### Data
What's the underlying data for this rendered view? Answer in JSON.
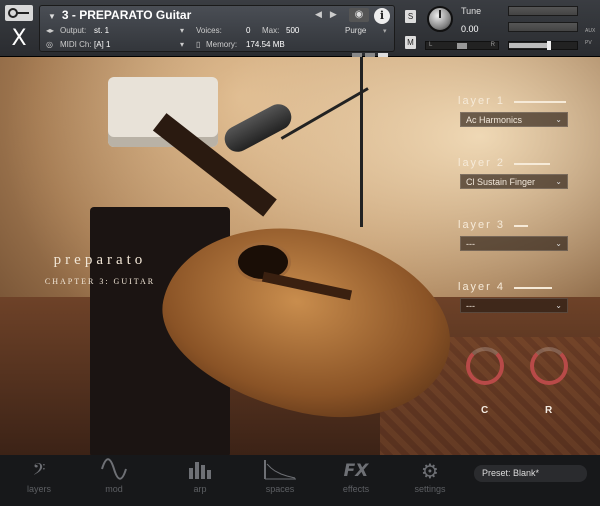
{
  "header": {
    "instrument_title": "3 - PREPARATO Guitar",
    "output_label": "Output:",
    "output_value": "st. 1",
    "voices_label": "Voices:",
    "voices_value": "0",
    "max_label": "Max:",
    "max_value": "500",
    "midi_label": "MIDI Ch:",
    "midi_value": "[A]  1",
    "memory_label": "Memory:",
    "memory_value": "174.54 MB",
    "purge_label": "Purge",
    "solo_label": "S",
    "mute_label": "M",
    "tune_label": "Tune",
    "tune_value": "0.00",
    "pan_left": "L",
    "pan_right": "R",
    "aux_label": "AUX",
    "pv_label": "PV"
  },
  "brand": {
    "name": "preparato",
    "subtitle": "CHAPTER 3: GUITAR"
  },
  "layers": [
    {
      "title": "layer 1",
      "value": "Ac Harmonics"
    },
    {
      "title": "layer 2",
      "value": "Cl Sustain Finger"
    },
    {
      "title": "layer 3",
      "value": "---"
    },
    {
      "title": "layer 4",
      "value": "---"
    }
  ],
  "knobs": [
    {
      "label": "C"
    },
    {
      "label": "R"
    }
  ],
  "bottom_nav": [
    {
      "label": "layers",
      "icon": "bass-clef-icon"
    },
    {
      "label": "mod",
      "icon": "sine-wave-icon"
    },
    {
      "label": "arp",
      "icon": "bars-icon"
    },
    {
      "label": "spaces",
      "icon": "spectrum-icon"
    },
    {
      "label": "effects",
      "icon": "fx-icon",
      "glyph": "FX"
    },
    {
      "label": "settings",
      "icon": "gears-icon"
    }
  ],
  "preset": "Preset: Blank*",
  "colors": {
    "knob_ring": "#b84a48",
    "nav_text": "#5d5f63",
    "header_bg": "#2a2c30"
  }
}
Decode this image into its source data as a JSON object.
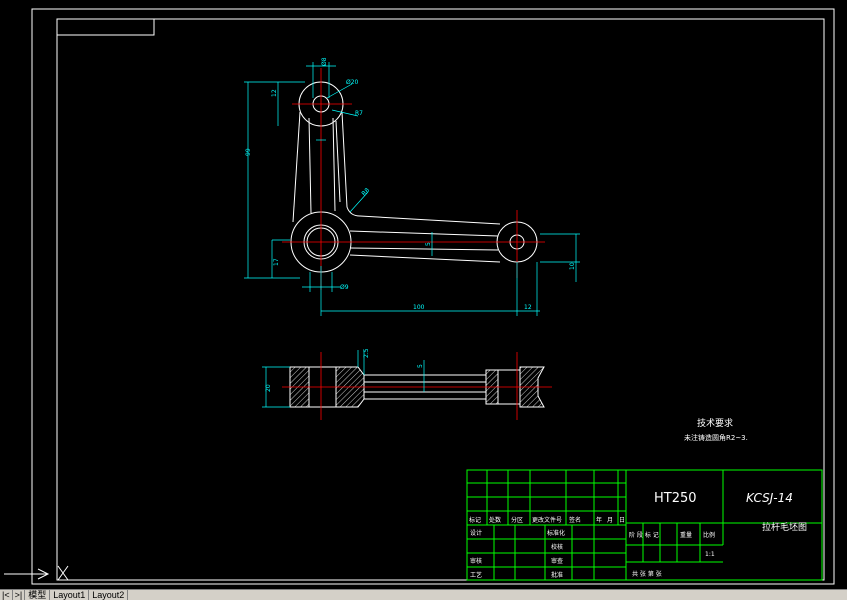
{
  "drawing": {
    "material": "HT250",
    "drawing_code": "KCSJ-14",
    "part_name": "拉杆毛坯图",
    "tech_req_title": "技术要求",
    "tech_req_line": "未注铸造圆角R2~3."
  },
  "dimensions": {
    "d_top_outer": "Ø8",
    "d_top_hole": "Ø20",
    "r_top": "R7",
    "h_top_boss": "12",
    "total_height": "99",
    "fillet": "R8",
    "web_thickness": "5",
    "h_bottom": "17",
    "d_bottom_hole": "Ø9",
    "length": "100",
    "end_len": "12",
    "offset": "10",
    "section_depth": "2.5",
    "section_web": "5",
    "section_height": "20"
  },
  "title_block": {
    "headers": [
      "标记",
      "处数",
      "分区",
      "更改文件号",
      "签名",
      "年",
      "月",
      "日"
    ],
    "role_design": "设计",
    "role_standard": "标准化",
    "role_review": "审核",
    "role_process": "工艺",
    "role_check": "校核",
    "role_approve": "批准",
    "role_audit": "审查",
    "stage_label": "阶 段 标 记",
    "weight_label": "重量",
    "scale_label": "比例",
    "scale_value": "1:1",
    "sheets_label": "共    张  第    张"
  },
  "ucs": {
    "x_label": "X"
  },
  "tabs": [
    "模型",
    "Layout1",
    "Layout2"
  ],
  "colors": {
    "background": "#000000",
    "outline": "#ffffff",
    "centerline": "#ff0000",
    "dimension": "#00ffff",
    "titleblock": "#00ff00"
  }
}
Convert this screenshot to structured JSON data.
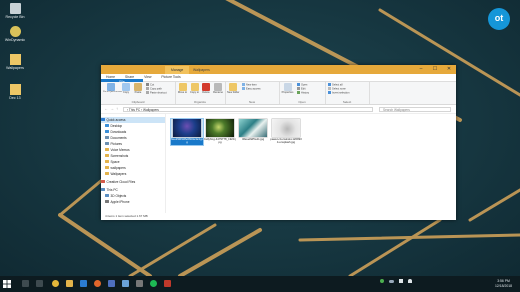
{
  "desktop": {
    "icons": [
      {
        "label": "Recycle Bin",
        "icon": "recycle-bin-icon"
      },
      {
        "label": "WinDynamic",
        "icon": "app-icon"
      },
      {
        "label": "Wallpapers",
        "icon": "folder-icon"
      },
      {
        "label": "Dec 13",
        "icon": "folder-icon"
      }
    ],
    "brand": "ot"
  },
  "window": {
    "context_tab": "Manage",
    "path_label": "Wallpapers",
    "controls": {
      "minimize": "–",
      "maximize": "☐",
      "close": "✕"
    },
    "menu": [
      "File",
      "Home",
      "Share",
      "View",
      "Picture Tools"
    ],
    "ribbon": {
      "groups": [
        "Clipboard",
        "Organize",
        "New",
        "Open",
        "Select"
      ],
      "pin": "Pin to Quick access",
      "copy": "Copy",
      "paste": "Paste",
      "cut": "Cut",
      "copy_path": "Copy path",
      "paste_shortcut": "Paste shortcut",
      "move_to": "Move to",
      "copy_to": "Copy to",
      "delete": "Delete",
      "rename": "Rename",
      "new_folder": "New folder",
      "new_item": "New item",
      "easy_access": "Easy access",
      "properties": "Properties",
      "open": "Open",
      "edit": "Edit",
      "history": "History",
      "select_all": "Select all",
      "select_none": "Select none",
      "invert_selection": "Invert selection"
    },
    "address": "› This PC › Wallpapers",
    "search_placeholder": "Search Wallpapers",
    "nav": [
      {
        "label": "Quick access",
        "color": "#2b7cd3",
        "selected": true
      },
      {
        "label": "Desktop",
        "color": "#3a8fd8",
        "selected": false
      },
      {
        "label": "Downloads",
        "color": "#3a8fd8",
        "selected": false
      },
      {
        "label": "Documents",
        "color": "#6a8fb0",
        "selected": false
      },
      {
        "label": "Pictures",
        "color": "#6a8fb0",
        "selected": false
      },
      {
        "label": "Voice Memos",
        "color": "#e3b34b",
        "selected": false
      },
      {
        "label": "Screenshots",
        "color": "#e3b34b",
        "selected": false
      },
      {
        "label": "Space",
        "color": "#e3b34b",
        "selected": false
      },
      {
        "label": "wallpapers",
        "color": "#e3b34b",
        "selected": false
      },
      {
        "label": "Wallpapers",
        "color": "#e3b34b",
        "selected": false
      },
      {
        "label": "Creative Cloud Files",
        "color": "#d65a4a",
        "selected": false
      },
      {
        "label": "This PC",
        "color": "#5a8ec2",
        "selected": false
      },
      {
        "label": "3D Objects",
        "color": "#5a8ec2",
        "selected": false
      },
      {
        "label": "Apple iPhone",
        "color": "#777777",
        "selected": false
      }
    ],
    "files": [
      {
        "name": "6ee29fd9d8e06b0e3e3.jpg",
        "selected": true,
        "thumb": "thumb-blue"
      },
      {
        "name": "bullyfrog-4479778_1920.jpg",
        "selected": false,
        "thumb": "thumb-green"
      },
      {
        "name": "r0lavel9d5w11.jpg",
        "selected": false,
        "thumb": "thumb-teal"
      },
      {
        "name": "pawel-czerwinski-1209934-unsplash.jpg",
        "selected": false,
        "thumb": "thumb-grey"
      }
    ],
    "status": "4 items    1 item selected  1.67 MB"
  },
  "taskbar": {
    "start": "start-icon",
    "icons": [
      "search-icon",
      "task-view-icon",
      "chrome-icon",
      "file-explorer-icon",
      "mail-icon",
      "firefox-icon",
      "store-icon",
      "photos-icon",
      "settings-icon",
      "spotify-icon",
      "app-icon"
    ],
    "clock_time": "3:56 PM",
    "clock_date": "12/18/2018"
  }
}
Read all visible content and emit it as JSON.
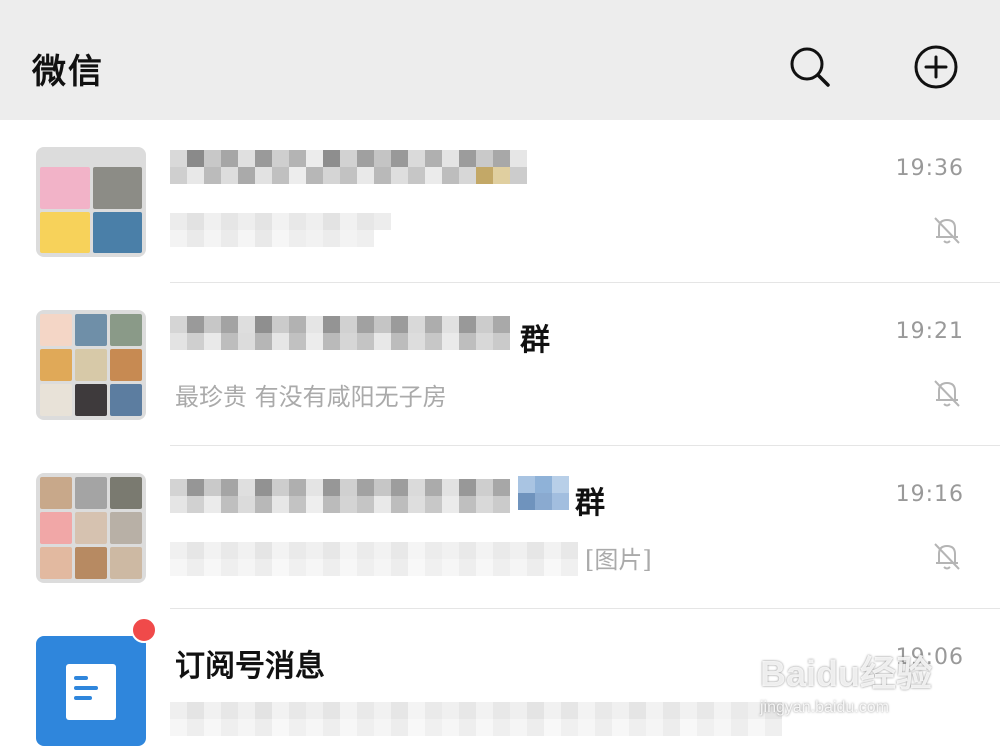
{
  "header": {
    "title": "微信",
    "search_icon": "search-icon",
    "add_icon": "plus-circle-icon"
  },
  "chats": [
    {
      "name": "",
      "preview": "",
      "time": "19:36",
      "muted": true,
      "avatar": "group-grid-4"
    },
    {
      "name": "群",
      "preview": "最珍贵  有没有咸阳无子房",
      "time": "19:21",
      "muted": true,
      "avatar": "group-grid-9"
    },
    {
      "name": "群",
      "preview": "[图片]",
      "time": "19:16",
      "muted": true,
      "avatar": "group-grid-9"
    },
    {
      "name": "订阅号消息",
      "preview": "",
      "time": "19:06",
      "muted": false,
      "unread_dot": true,
      "avatar": "subscription-doc-icon"
    }
  ],
  "colors": {
    "header_bg": "#ededed",
    "subscription_blue": "#2f86dc",
    "unread_red": "#f04a4a",
    "time_gray": "#999999"
  },
  "watermark": {
    "logo": "Baidu经验",
    "url": "jingyan.baidu.com"
  }
}
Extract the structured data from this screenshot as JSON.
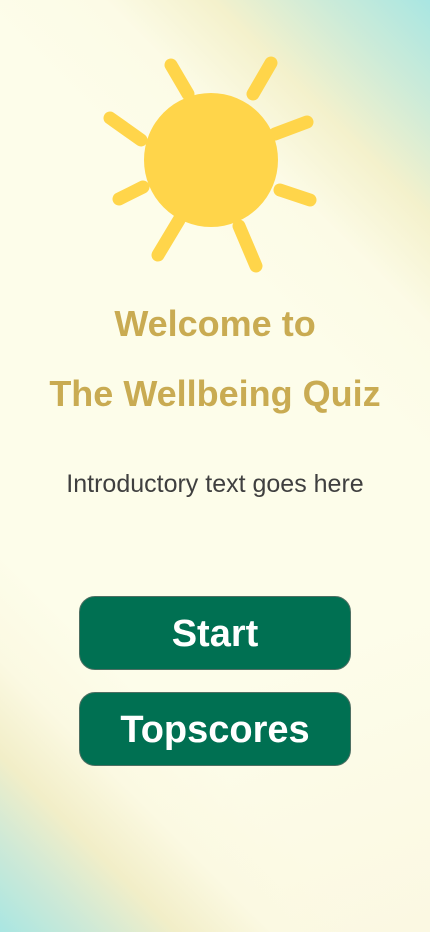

### Task to carry out
From the data, collect all lines where the string "Paste" appears.

### Worked solution
      "paste": "Paste",
      "paste_shortcut": "Paste shortcut",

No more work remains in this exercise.